Stored items from a collection -
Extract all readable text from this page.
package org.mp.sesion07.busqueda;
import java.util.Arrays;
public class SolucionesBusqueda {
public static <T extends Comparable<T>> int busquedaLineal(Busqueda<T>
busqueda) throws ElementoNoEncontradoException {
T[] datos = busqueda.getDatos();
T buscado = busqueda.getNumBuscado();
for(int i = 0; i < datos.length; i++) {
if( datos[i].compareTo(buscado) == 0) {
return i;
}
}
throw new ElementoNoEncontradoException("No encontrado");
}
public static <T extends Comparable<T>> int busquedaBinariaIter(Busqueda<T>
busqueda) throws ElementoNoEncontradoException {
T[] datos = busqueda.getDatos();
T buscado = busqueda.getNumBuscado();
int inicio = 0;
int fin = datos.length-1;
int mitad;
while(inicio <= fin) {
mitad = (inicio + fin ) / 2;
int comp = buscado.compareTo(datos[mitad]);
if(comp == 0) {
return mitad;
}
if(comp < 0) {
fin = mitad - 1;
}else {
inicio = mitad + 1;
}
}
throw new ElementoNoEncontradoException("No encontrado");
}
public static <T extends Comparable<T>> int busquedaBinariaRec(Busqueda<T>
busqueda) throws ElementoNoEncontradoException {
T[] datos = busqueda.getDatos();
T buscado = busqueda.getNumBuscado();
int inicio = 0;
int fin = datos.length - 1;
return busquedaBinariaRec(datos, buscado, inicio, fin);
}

What the task requires - Going through the entries above, tally each line that has the word "public". Answer with the number only.

Written answer - 4